— Required task —
Write out the material exactly, leaving every picture behind.

— Records shown —
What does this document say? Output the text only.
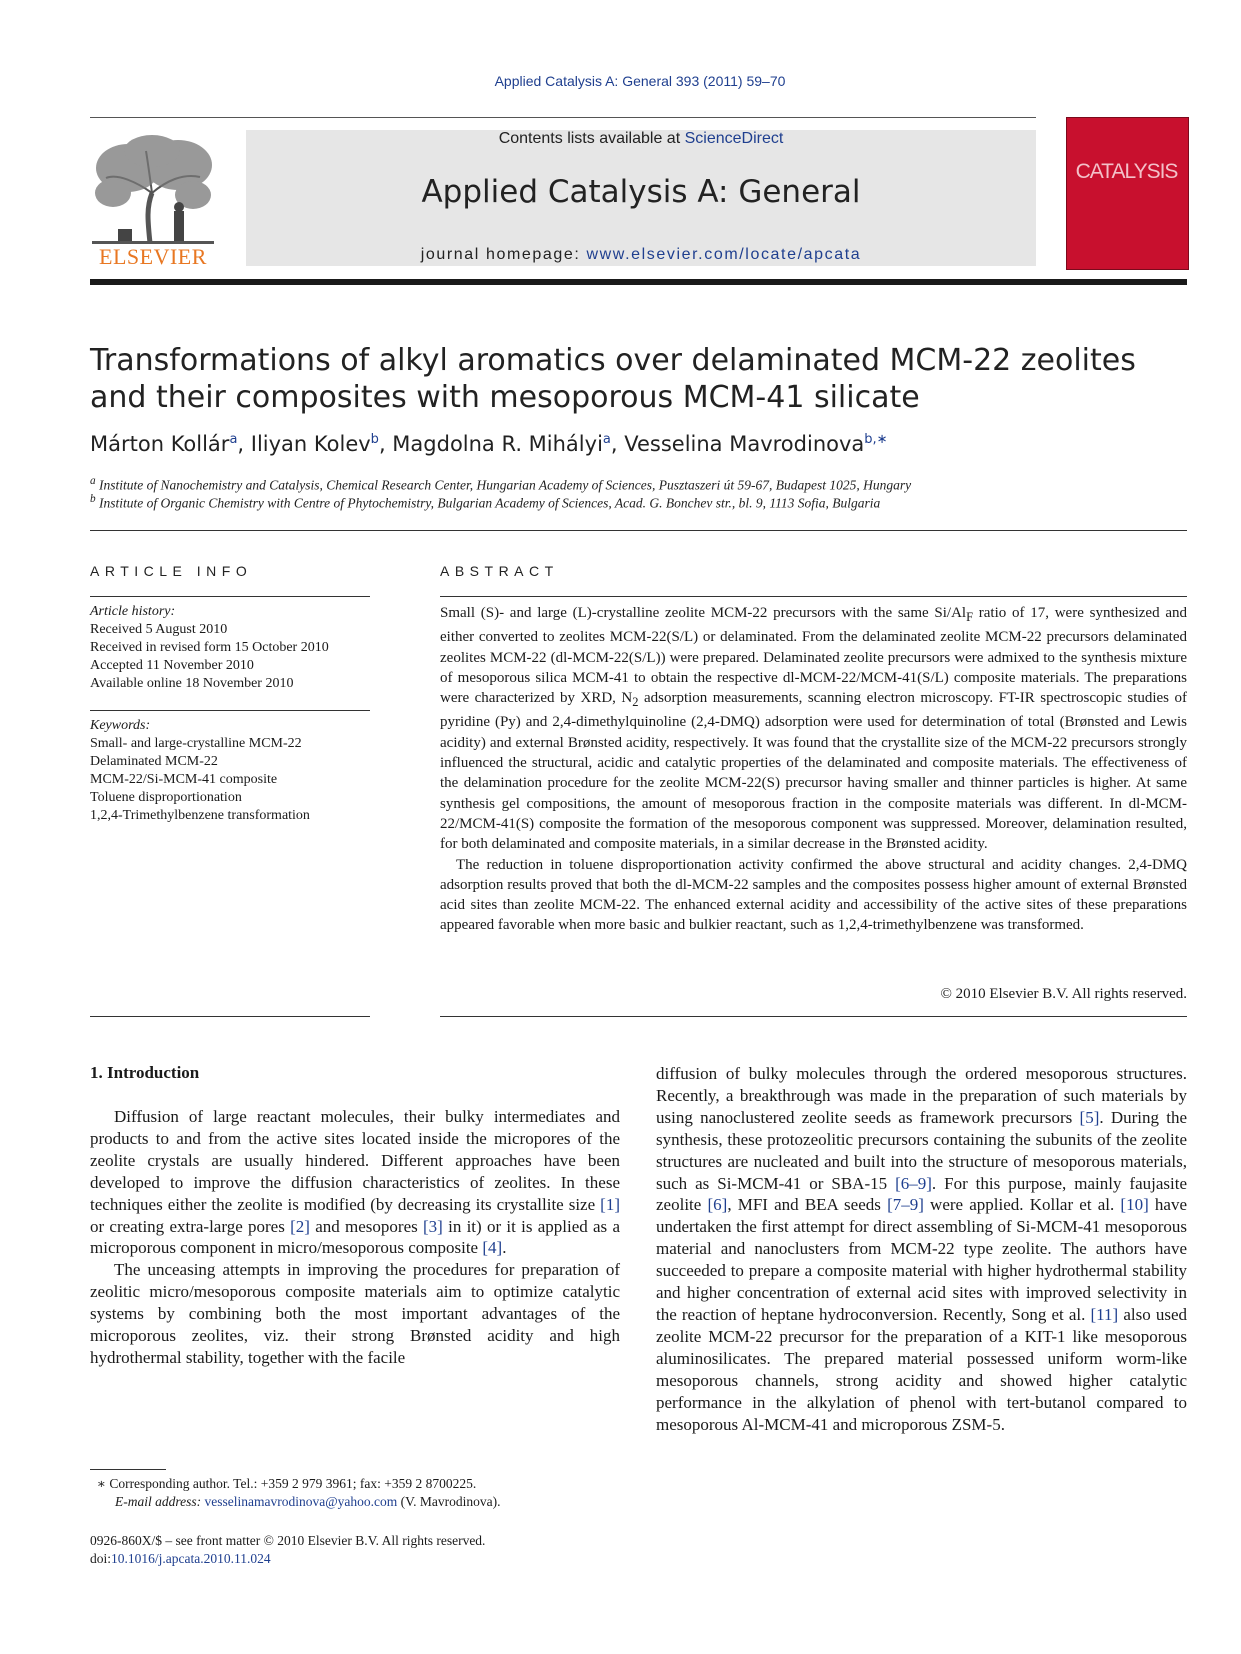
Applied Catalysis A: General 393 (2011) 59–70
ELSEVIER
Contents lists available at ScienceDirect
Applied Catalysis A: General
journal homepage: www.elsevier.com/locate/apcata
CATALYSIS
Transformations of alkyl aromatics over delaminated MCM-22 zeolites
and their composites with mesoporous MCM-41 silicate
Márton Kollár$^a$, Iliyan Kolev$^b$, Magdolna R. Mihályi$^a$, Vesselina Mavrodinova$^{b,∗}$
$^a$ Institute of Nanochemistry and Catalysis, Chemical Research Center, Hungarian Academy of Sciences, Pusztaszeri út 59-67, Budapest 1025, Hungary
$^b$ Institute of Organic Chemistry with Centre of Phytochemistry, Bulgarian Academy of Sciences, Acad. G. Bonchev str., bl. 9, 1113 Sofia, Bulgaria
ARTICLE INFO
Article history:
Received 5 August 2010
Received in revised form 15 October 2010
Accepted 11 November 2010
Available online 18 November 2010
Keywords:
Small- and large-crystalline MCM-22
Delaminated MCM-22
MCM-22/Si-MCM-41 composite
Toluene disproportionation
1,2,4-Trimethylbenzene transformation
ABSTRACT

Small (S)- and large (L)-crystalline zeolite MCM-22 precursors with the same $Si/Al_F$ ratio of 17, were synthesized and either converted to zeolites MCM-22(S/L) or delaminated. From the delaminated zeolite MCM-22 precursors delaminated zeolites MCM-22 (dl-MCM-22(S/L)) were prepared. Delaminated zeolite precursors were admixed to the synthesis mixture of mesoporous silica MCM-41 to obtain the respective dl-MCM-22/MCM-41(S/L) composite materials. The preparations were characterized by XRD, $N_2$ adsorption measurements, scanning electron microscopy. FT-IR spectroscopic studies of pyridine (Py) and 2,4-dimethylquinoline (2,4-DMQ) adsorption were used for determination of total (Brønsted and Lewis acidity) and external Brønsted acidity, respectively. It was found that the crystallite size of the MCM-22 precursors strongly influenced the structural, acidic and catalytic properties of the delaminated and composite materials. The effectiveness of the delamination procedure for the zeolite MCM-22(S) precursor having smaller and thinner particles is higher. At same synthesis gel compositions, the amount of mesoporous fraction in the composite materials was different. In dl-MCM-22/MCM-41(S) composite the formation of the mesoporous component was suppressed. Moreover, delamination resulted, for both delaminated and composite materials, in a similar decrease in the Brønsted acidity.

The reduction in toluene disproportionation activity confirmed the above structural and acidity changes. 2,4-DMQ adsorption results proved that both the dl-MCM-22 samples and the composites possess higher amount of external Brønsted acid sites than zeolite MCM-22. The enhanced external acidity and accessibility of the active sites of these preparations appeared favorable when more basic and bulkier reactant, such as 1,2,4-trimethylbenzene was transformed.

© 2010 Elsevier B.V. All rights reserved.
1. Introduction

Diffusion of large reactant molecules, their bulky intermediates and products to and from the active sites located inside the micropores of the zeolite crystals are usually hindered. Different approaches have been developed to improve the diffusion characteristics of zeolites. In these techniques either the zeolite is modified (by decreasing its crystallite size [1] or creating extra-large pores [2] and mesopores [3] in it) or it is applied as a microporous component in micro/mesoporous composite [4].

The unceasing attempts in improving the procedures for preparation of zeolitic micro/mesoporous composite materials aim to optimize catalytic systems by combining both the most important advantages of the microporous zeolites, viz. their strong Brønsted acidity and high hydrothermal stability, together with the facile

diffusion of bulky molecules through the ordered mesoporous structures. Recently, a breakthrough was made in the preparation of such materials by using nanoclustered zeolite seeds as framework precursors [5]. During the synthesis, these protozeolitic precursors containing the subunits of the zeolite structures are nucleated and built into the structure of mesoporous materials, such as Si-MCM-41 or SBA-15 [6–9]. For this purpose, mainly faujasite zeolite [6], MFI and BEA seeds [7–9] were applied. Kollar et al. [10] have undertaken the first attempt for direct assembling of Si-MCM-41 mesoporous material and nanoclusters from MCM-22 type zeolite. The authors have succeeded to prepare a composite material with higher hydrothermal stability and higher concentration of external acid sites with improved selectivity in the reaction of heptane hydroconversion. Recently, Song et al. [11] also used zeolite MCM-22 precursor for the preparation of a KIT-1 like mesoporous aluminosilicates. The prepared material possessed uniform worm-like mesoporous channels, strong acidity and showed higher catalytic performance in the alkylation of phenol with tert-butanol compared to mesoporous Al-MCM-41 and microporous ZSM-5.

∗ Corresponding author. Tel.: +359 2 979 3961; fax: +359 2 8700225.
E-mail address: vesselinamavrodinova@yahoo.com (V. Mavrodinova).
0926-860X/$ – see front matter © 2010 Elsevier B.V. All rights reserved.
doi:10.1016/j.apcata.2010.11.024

— Task output —
What does this document say? Output the text only.
Applied Catalysis A: General 393 (2011) 59–70
ELSEVIER
Contents lists available at ScienceDirect
Applied Catalysis A: General
journal homepage: www.elsevier.com/locate/apcata
CATALYSIS
Transformations of alkyl aromatics over delaminated MCM-22 zeolites
and their composites with mesoporous MCM-41 silicate
Márton Kollár$^a$, Iliyan Kolev$^b$, Magdolna R. Mihályi$^a$, Vesselina Mavrodinova$^{b,∗}$
$^a$ Institute of Nanochemistry and Catalysis, Chemical Research Center, Hungarian Academy of Sciences, Pusztaszeri út 59-67, Budapest 1025, Hungary
$^b$ Institute of Organic Chemistry with Centre of Phytochemistry, Bulgarian Academy of Sciences, Acad. G. Bonchev str., bl. 9, 1113 Sofia, Bulgaria
ARTICLE INFO
Article history:
Received 5 August 2010
Received in revised form 15 October 2010
Accepted 11 November 2010
Available online 18 November 2010
Keywords:
Small- and large-crystalline MCM-22
Delaminated MCM-22
MCM-22/Si-MCM-41 composite
Toluene disproportionation
1,2,4-Trimethylbenzene transformation
ABSTRACT

Small (S)- and large (L)-crystalline zeolite MCM-22 precursors with the same $Si/Al_F$ ratio of 17, were synthesized and either converted to zeolites MCM-22(S/L) or delaminated. From the delaminated zeolite MCM-22 precursors delaminated zeolites MCM-22 (dl-MCM-22(S/L)) were prepared. Delaminated zeolite precursors were admixed to the synthesis mixture of mesoporous silica MCM-41 to obtain the respective dl-MCM-22/MCM-41(S/L) composite materials. The preparations were characterized by XRD, $N_2$ adsorption measurements, scanning electron microscopy. FT-IR spectroscopic studies of pyridine (Py) and 2,4-dimethylquinoline (2,4-DMQ) adsorption were used for determination of total (Brønsted and Lewis acidity) and external Brønsted acidity, respectively. It was found that the crystallite size of the MCM-22 precursors strongly influenced the structural, acidic and catalytic properties of the delaminated and composite materials. The effectiveness of the delamination procedure for the zeolite MCM-22(S) precursor having smaller and thinner particles is higher. At same synthesis gel compositions, the amount of mesoporous fraction in the composite materials was different. In dl-MCM-22/MCM-41(S) composite the formation of the mesoporous component was suppressed. Moreover, delamination resulted, for both delaminated and composite materials, in a similar decrease in the Brønsted acidity.

The reduction in toluene disproportionation activity confirmed the above structural and acidity changes. 2,4-DMQ adsorption results proved that both the dl-MCM-22 samples and the composites possess higher amount of external Brønsted acid sites than zeolite MCM-22. The enhanced external acidity and accessibility of the active sites of these preparations appeared favorable when more basic and bulkier reactant, such as 1,2,4-trimethylbenzene was transformed.

© 2010 Elsevier B.V. All rights reserved.
1. Introduction

Diffusion of large reactant molecules, their bulky intermediates and products to and from the active sites located inside the micropores of the zeolite crystals are usually hindered. Different approaches have been developed to improve the diffusion characteristics of zeolites. In these techniques either the zeolite is modified (by decreasing its crystallite size [1] or creating extra-large pores [2] and mesopores [3] in it) or it is applied as a microporous component in micro/mesoporous composite [4].

The unceasing attempts in improving the procedures for preparation of zeolitic micro/mesoporous composite materials aim to optimize catalytic systems by combining both the most important advantages of the microporous zeolites, viz. their strong Brønsted acidity and high hydrothermal stability, together with the facile

diffusion of bulky molecules through the ordered mesoporous structures. Recently, a breakthrough was made in the preparation of such materials by using nanoclustered zeolite seeds as framework precursors [5]. During the synthesis, these protozeolitic precursors containing the subunits of the zeolite structures are nucleated and built into the structure of mesoporous materials, such as Si-MCM-41 or SBA-15 [6–9]. For this purpose, mainly faujasite zeolite [6], MFI and BEA seeds [7–9] were applied. Kollar et al. [10] have undertaken the first attempt for direct assembling of Si-MCM-41 mesoporous material and nanoclusters from MCM-22 type zeolite. The authors have succeeded to prepare a composite material with higher hydrothermal stability and higher concentration of external acid sites with improved selectivity in the reaction of heptane hydroconversion. Recently, Song et al. [11] also used zeolite MCM-22 precursor for the preparation of a KIT-1 like mesoporous aluminosilicates. The prepared material possessed uniform worm-like mesoporous channels, strong acidity and showed higher catalytic performance in the alkylation of phenol with tert-butanol compared to mesoporous Al-MCM-41 and microporous ZSM-5.

∗ Corresponding author. Tel.: +359 2 979 3961; fax: +359 2 8700225.
E-mail address: vesselinamavrodinova@yahoo.com (V. Mavrodinova).
0926-860X/$ – see front matter © 2010 Elsevier B.V. All rights reserved.
doi:10.1016/j.apcata.2010.11.024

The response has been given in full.